Brief: Write the material out again exactly.

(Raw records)
_ _ _

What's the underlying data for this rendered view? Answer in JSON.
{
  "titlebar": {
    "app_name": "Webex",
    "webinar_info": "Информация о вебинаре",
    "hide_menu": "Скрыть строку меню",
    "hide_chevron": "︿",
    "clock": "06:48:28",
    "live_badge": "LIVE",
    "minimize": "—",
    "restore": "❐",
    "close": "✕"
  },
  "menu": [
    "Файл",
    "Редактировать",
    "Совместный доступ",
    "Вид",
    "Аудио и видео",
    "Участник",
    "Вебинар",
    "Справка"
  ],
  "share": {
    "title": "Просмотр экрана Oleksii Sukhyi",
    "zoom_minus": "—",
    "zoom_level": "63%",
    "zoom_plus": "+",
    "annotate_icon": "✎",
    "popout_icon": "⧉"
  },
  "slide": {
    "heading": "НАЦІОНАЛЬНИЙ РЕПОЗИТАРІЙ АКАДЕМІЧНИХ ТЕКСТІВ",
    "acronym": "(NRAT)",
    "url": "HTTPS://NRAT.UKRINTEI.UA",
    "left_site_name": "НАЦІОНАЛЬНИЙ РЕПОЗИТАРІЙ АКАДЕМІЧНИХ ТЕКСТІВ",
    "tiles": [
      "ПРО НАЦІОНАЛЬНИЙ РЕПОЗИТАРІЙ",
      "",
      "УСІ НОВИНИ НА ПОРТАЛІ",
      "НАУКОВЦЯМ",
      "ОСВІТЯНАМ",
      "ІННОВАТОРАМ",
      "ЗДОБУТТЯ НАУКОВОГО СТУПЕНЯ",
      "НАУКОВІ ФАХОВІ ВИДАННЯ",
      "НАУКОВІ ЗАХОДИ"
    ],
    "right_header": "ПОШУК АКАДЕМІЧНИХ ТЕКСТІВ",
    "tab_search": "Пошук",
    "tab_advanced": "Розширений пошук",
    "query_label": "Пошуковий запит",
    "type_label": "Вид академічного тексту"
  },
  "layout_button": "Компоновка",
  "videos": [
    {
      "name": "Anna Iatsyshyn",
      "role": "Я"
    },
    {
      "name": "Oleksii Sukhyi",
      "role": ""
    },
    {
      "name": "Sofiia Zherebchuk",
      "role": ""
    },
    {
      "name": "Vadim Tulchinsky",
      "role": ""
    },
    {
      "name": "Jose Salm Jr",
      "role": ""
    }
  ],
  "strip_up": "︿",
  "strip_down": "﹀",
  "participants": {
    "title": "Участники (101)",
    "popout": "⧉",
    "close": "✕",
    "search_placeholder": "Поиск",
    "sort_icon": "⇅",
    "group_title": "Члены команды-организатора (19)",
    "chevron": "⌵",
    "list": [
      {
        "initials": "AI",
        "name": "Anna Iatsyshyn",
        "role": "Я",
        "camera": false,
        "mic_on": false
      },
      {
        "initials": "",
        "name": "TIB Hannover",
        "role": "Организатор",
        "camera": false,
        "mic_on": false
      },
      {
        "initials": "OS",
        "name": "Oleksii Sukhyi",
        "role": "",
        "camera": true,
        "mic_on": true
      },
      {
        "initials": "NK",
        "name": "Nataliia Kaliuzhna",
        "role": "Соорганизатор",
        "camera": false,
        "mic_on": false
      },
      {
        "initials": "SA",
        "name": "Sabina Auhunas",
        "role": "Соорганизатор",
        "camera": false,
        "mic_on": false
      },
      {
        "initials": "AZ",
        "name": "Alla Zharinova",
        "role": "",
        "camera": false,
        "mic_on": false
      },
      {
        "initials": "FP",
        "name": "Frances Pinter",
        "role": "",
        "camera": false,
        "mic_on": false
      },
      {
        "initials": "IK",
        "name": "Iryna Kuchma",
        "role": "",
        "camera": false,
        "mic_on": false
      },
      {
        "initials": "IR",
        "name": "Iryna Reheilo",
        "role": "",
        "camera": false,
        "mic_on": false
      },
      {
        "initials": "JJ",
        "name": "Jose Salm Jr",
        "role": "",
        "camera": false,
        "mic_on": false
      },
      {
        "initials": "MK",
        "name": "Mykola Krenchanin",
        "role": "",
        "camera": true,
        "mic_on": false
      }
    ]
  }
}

_ _ _

Result:
What's the underlying data for this rendered view? Answer in JSON.
{
  "titlebar": {
    "app_name": "Webex",
    "webinar_info": "Информация о вебинаре",
    "hide_menu": "Скрыть строку меню",
    "hide_chevron": "︿",
    "clock": "06:48:28",
    "live_badge": "LIVE",
    "minimize": "—",
    "restore": "❐",
    "close": "✕"
  },
  "menu": [
    "Файл",
    "Редактировать",
    "Совместный доступ",
    "Вид",
    "Аудио и видео",
    "Участник",
    "Вебинар",
    "Справка"
  ],
  "share": {
    "title": "Просмотр экрана Oleksii Sukhyi",
    "zoom_minus": "—",
    "zoom_level": "63%",
    "zoom_plus": "+",
    "annotate_icon": "✎",
    "popout_icon": "⧉"
  },
  "slide": {
    "heading": "НАЦІОНАЛЬНИЙ РЕПОЗИТАРІЙ АКАДЕМІЧНИХ ТЕКСТІВ",
    "acronym": "(NRAT)",
    "url": "HTTPS://NRAT.UKRINTEI.UA",
    "left_site_name": "НАЦІОНАЛЬНИЙ РЕПОЗИТАРІЙ АКАДЕМІЧНИХ ТЕКСТІВ",
    "tiles": [
      "ПРО НАЦІОНАЛЬНИЙ РЕПОЗИТАРІЙ",
      "",
      "УСІ НОВИНИ НА ПОРТАЛІ",
      "НАУКОВЦЯМ",
      "ОСВІТЯНАМ",
      "ІННОВАТОРАМ",
      "ЗДОБУТТЯ НАУКОВОГО СТУПЕНЯ",
      "НАУКОВІ ФАХОВІ ВИДАННЯ",
      "НАУКОВІ ЗАХОДИ"
    ],
    "right_header": "ПОШУК АКАДЕМІЧНИХ ТЕКСТІВ",
    "tab_search": "Пошук",
    "tab_advanced": "Розширений пошук",
    "query_label": "Пошуковий запит",
    "type_label": "Вид академічного тексту"
  },
  "layout_button": "Компоновка",
  "videos": [
    {
      "name": "Anna Iatsyshyn",
      "role": "Я"
    },
    {
      "name": "Oleksii Sukhyi",
      "role": ""
    },
    {
      "name": "Sofiia Zherebchuk",
      "role": ""
    },
    {
      "name": "Vadim Tulchinsky",
      "role": ""
    },
    {
      "name": "Jose Salm Jr",
      "role": ""
    }
  ],
  "strip_up": "︿",
  "strip_down": "﹀",
  "participants": {
    "title": "Участники (101)",
    "popout": "⧉",
    "close": "✕",
    "search_placeholder": "Поиск",
    "sort_icon": "⇅",
    "group_title": "Члены команды-организатора (19)",
    "chevron": "⌵",
    "list": [
      {
        "initials": "AI",
        "name": "Anna Iatsyshyn",
        "role": "Я",
        "camera": false,
        "mic_on": false
      },
      {
        "initials": "",
        "name": "TIB Hannover",
        "role": "Организатор",
        "camera": false,
        "mic_on": false
      },
      {
        "initials": "OS",
        "name": "Oleksii Sukhyi",
        "role": "",
        "camera": true,
        "mic_on": true
      },
      {
        "initials": "NK",
        "name": "Nataliia Kaliuzhna",
        "role": "Соорганизатор",
        "camera": false,
        "mic_on": false
      },
      {
        "initials": "SA",
        "name": "Sabina Auhunas",
        "role": "Соорганизатор",
        "camera": false,
        "mic_on": false
      },
      {
        "initials": "AZ",
        "name": "Alla Zharinova",
        "role": "",
        "camera": false,
        "mic_on": false
      },
      {
        "initials": "FP",
        "name": "Frances Pinter",
        "role": "",
        "camera": false,
        "mic_on": false
      },
      {
        "initials": "IK",
        "name": "Iryna Kuchma",
        "role": "",
        "camera": false,
        "mic_on": false
      },
      {
        "initials": "IR",
        "name": "Iryna Reheilo",
        "role": "",
        "camera": false,
        "mic_on": false
      },
      {
        "initials": "JJ",
        "name": "Jose Salm Jr",
        "role": "",
        "camera": false,
        "mic_on": false
      },
      {
        "initials": "MK",
        "name": "Mykola Krenchanin",
        "role": "",
        "camera": true,
        "mic_on": false
      }
    ]
  }
}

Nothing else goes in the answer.